> [What you should do]: State how many lines of the entries below hold the word "прокурора"; reply with nothing but the number.

Recorded data
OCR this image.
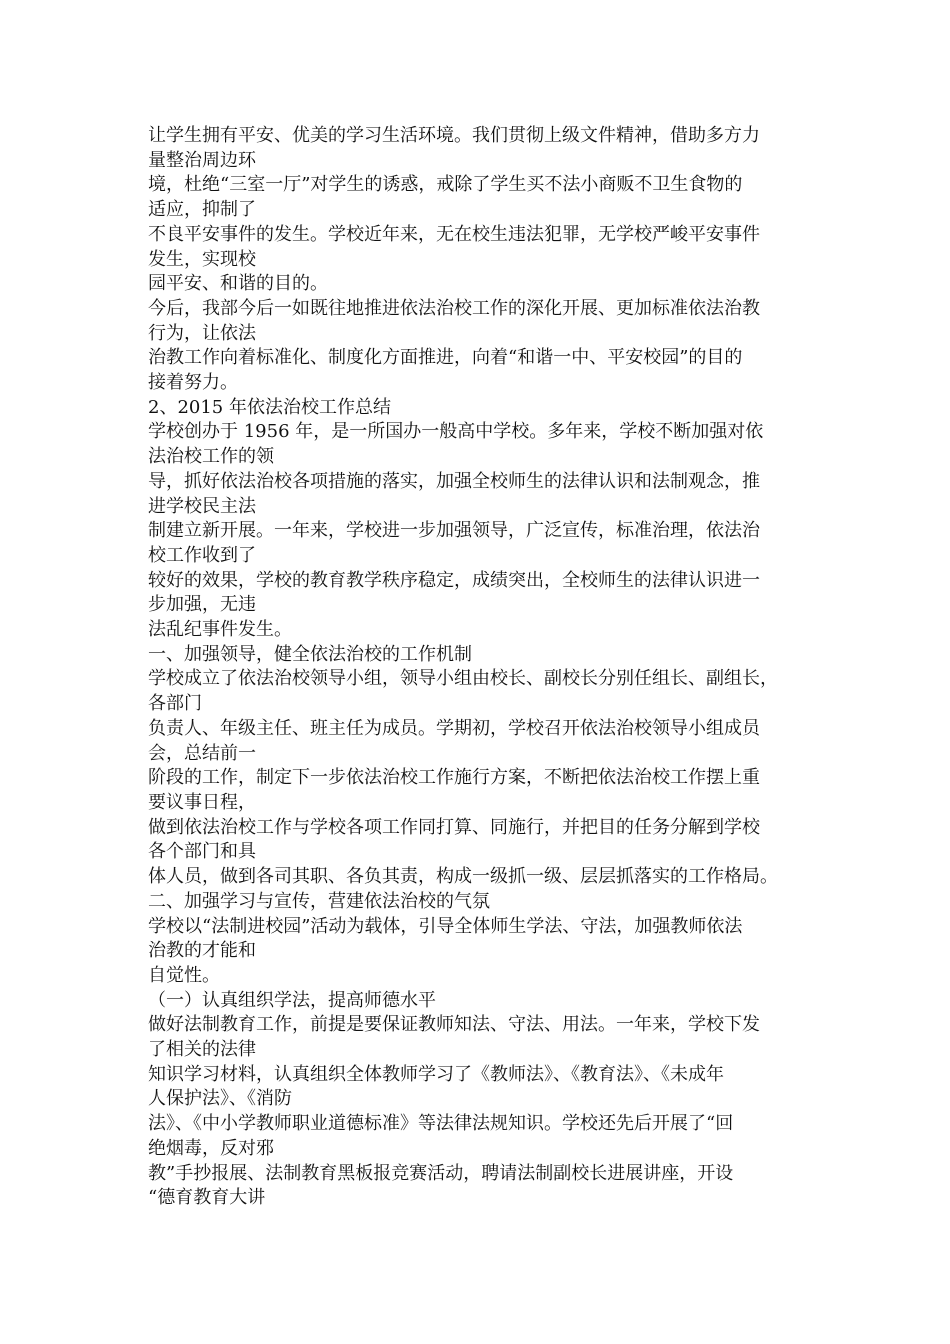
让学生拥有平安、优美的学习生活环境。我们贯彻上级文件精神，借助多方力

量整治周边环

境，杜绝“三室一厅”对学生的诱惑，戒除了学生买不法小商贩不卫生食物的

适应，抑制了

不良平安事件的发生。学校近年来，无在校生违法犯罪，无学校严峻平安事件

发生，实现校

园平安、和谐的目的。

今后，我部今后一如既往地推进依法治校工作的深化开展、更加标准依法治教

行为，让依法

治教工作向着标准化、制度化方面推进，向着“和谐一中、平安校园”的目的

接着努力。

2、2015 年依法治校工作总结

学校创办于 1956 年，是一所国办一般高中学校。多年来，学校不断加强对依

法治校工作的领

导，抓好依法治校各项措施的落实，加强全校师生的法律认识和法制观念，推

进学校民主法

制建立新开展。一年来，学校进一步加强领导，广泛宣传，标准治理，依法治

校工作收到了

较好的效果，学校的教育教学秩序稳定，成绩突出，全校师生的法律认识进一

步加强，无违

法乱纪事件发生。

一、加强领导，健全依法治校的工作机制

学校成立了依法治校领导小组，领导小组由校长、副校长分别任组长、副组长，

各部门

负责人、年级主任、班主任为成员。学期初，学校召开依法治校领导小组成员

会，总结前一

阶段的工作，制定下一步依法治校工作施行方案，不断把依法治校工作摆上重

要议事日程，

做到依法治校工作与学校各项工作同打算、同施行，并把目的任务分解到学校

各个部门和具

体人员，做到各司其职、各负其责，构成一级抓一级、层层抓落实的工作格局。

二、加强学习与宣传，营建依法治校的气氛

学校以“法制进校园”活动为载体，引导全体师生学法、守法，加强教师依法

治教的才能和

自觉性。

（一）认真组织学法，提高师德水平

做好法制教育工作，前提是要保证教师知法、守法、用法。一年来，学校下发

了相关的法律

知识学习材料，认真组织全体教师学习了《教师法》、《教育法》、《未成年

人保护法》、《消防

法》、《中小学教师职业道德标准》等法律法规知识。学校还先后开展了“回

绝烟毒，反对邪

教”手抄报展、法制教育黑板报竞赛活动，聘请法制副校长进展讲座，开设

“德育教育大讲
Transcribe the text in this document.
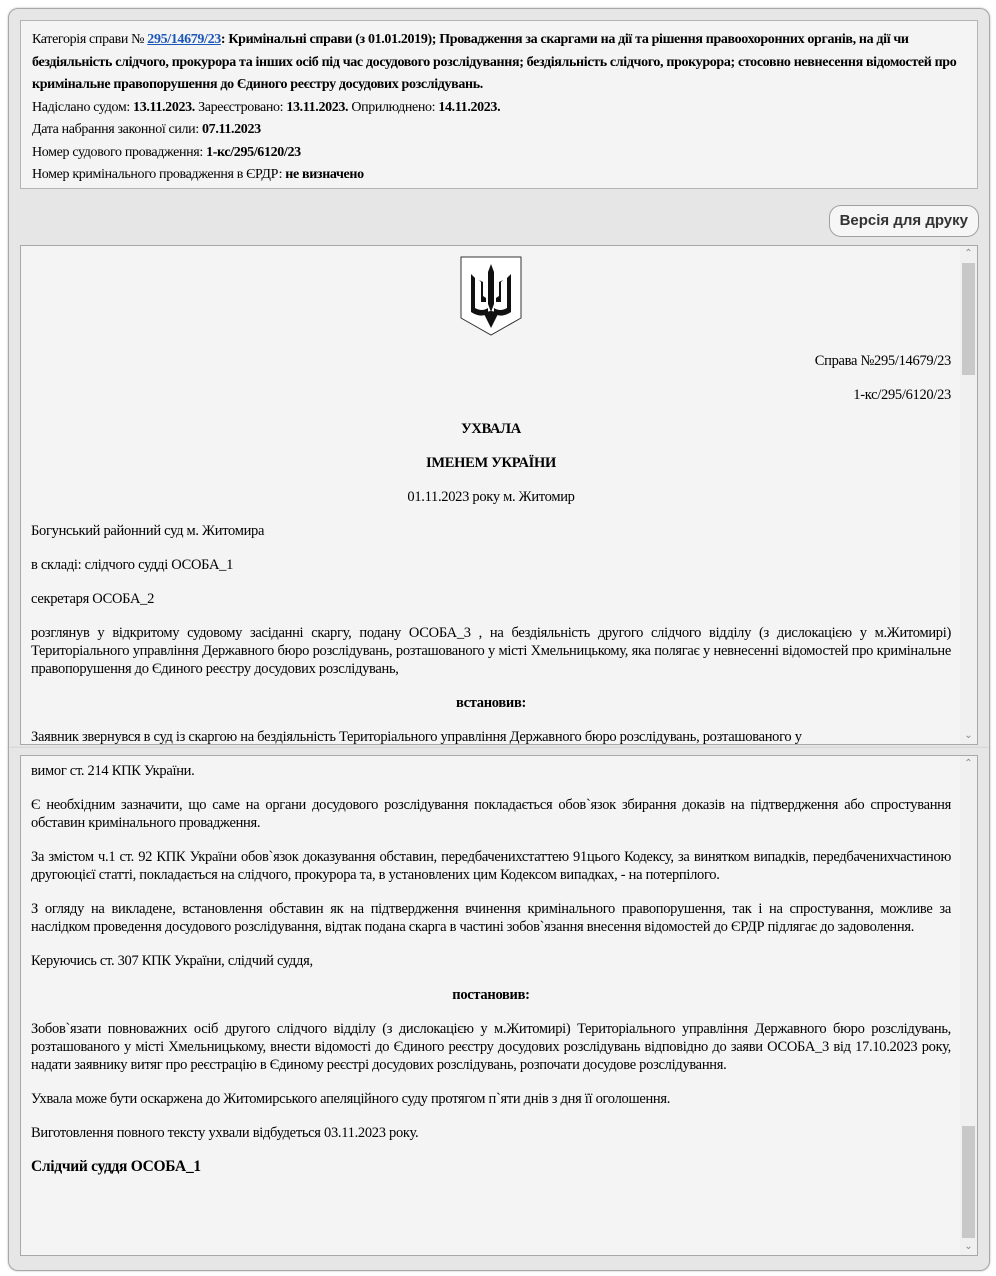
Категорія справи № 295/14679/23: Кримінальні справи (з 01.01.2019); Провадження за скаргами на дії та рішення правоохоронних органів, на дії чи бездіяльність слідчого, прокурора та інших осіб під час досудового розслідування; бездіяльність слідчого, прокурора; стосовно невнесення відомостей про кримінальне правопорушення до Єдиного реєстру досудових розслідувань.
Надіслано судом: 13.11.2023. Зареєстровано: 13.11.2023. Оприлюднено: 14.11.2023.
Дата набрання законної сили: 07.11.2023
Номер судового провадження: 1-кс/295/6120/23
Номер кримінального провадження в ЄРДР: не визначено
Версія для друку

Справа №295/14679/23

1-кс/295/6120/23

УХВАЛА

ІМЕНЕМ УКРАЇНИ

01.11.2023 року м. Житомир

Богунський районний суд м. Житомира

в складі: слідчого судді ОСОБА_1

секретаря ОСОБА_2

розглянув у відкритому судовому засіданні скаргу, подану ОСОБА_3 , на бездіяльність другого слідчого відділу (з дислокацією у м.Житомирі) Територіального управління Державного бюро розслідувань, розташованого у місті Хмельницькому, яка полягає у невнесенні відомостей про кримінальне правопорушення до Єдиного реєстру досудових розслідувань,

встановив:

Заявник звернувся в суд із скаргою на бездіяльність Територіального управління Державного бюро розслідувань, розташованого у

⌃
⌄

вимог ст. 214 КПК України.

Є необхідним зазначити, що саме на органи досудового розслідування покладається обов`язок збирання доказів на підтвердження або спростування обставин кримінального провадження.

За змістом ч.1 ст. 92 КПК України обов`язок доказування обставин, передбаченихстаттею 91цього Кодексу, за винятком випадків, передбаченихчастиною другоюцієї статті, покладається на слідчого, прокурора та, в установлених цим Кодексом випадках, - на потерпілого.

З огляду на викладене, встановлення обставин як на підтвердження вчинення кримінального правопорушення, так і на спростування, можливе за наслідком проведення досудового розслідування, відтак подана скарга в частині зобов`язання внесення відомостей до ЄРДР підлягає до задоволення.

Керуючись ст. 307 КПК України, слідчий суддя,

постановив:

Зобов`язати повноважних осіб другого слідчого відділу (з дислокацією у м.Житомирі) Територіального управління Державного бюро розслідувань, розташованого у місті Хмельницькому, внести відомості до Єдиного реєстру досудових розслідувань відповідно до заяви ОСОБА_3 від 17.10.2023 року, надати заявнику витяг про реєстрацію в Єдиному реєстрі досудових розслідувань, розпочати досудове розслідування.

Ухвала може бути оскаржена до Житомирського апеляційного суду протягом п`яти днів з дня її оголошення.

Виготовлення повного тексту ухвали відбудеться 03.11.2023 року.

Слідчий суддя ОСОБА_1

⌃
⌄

> [Response for this exercise]: 2